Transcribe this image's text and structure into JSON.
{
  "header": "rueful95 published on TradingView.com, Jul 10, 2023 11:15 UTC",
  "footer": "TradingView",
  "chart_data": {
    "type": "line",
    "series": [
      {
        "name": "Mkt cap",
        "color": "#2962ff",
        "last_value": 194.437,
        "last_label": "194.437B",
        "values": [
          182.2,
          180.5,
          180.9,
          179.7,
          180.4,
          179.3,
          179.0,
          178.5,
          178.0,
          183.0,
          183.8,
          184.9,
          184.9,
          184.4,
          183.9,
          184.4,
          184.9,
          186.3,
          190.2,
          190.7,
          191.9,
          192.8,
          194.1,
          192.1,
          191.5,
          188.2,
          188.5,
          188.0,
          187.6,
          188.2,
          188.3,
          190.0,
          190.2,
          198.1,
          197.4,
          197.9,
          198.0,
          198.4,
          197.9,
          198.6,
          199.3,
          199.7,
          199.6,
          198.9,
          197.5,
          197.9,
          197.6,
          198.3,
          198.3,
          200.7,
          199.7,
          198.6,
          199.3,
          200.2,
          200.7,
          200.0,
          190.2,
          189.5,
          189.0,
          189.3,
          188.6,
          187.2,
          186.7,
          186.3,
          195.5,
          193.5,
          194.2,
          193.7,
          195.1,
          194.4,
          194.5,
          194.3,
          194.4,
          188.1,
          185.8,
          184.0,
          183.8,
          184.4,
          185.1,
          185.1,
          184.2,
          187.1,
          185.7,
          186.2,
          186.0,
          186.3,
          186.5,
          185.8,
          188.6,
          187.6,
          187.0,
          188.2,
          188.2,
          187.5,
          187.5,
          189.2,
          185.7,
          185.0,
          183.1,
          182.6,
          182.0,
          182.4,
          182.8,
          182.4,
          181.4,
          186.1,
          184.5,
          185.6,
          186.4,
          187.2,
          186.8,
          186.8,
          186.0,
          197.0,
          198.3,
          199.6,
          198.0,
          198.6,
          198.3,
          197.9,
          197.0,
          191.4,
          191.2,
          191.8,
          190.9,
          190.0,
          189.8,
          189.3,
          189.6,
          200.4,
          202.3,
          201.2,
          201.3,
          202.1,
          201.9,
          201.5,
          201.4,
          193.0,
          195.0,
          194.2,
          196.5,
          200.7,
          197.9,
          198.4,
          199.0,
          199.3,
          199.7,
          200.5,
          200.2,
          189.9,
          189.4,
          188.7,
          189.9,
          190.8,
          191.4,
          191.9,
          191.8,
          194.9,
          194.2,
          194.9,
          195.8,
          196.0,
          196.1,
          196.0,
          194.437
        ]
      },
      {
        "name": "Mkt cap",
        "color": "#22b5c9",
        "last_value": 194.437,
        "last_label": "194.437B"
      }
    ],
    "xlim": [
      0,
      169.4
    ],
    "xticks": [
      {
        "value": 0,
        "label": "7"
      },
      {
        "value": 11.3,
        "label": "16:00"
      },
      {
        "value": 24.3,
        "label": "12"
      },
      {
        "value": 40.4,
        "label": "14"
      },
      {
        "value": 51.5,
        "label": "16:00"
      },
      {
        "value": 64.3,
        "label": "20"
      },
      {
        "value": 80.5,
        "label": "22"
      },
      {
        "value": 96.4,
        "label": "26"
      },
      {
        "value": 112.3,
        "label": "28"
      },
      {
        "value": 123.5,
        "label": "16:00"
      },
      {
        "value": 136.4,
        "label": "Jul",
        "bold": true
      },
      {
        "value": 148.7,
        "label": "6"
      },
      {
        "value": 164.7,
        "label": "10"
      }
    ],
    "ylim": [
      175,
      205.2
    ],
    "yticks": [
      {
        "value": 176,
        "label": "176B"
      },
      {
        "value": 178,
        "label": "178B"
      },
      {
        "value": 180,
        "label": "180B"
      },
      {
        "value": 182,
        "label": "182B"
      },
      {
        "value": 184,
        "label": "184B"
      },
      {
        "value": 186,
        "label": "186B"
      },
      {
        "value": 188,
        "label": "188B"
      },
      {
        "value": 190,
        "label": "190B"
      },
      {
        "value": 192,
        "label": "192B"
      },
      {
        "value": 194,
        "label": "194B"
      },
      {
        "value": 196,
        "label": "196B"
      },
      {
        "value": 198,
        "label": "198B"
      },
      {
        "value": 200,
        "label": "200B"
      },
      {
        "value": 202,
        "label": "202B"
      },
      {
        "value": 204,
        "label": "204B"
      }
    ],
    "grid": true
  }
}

******

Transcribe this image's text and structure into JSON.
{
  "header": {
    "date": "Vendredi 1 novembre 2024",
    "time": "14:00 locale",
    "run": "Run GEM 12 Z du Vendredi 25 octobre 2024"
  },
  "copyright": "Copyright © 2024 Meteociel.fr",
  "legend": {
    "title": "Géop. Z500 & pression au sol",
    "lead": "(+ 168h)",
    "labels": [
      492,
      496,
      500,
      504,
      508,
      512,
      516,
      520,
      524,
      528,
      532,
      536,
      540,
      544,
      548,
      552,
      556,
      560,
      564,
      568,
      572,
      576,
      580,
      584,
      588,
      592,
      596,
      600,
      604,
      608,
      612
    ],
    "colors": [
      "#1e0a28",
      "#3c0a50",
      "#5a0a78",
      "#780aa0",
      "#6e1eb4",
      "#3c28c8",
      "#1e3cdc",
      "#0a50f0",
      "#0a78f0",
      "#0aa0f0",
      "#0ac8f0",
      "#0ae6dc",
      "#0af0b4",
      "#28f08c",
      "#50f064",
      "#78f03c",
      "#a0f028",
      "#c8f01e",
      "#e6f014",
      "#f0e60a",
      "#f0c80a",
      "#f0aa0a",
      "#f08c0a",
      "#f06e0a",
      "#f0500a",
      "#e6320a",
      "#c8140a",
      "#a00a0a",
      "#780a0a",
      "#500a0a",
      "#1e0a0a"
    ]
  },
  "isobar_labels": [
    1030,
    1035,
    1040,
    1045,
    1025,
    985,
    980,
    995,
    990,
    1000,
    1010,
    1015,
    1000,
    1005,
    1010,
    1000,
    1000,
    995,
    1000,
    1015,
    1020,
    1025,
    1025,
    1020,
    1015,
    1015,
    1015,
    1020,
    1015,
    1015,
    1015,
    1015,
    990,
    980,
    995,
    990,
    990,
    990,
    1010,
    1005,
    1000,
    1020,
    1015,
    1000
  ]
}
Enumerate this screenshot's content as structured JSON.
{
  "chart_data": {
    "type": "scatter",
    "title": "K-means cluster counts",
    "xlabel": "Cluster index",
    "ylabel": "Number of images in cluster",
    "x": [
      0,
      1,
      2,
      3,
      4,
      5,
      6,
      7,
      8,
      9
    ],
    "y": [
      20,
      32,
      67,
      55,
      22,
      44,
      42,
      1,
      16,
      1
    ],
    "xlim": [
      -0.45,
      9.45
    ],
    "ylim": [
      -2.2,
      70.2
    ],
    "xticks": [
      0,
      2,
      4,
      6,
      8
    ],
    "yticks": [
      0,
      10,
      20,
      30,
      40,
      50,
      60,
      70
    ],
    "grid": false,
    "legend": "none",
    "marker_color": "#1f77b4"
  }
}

******

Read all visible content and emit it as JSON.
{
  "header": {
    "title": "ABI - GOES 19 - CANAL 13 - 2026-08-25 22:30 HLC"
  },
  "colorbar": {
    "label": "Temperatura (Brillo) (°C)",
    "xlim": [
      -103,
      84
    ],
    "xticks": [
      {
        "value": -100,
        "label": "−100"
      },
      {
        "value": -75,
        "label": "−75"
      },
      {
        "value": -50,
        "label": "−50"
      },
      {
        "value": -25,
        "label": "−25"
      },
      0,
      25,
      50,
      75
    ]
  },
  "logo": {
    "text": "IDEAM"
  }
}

******

YOUR OBJECTIVE ->
Indicate how many lines of the material contain the string "Vendredi", giving the number and nothing more.

WORKED ANSWER ->
2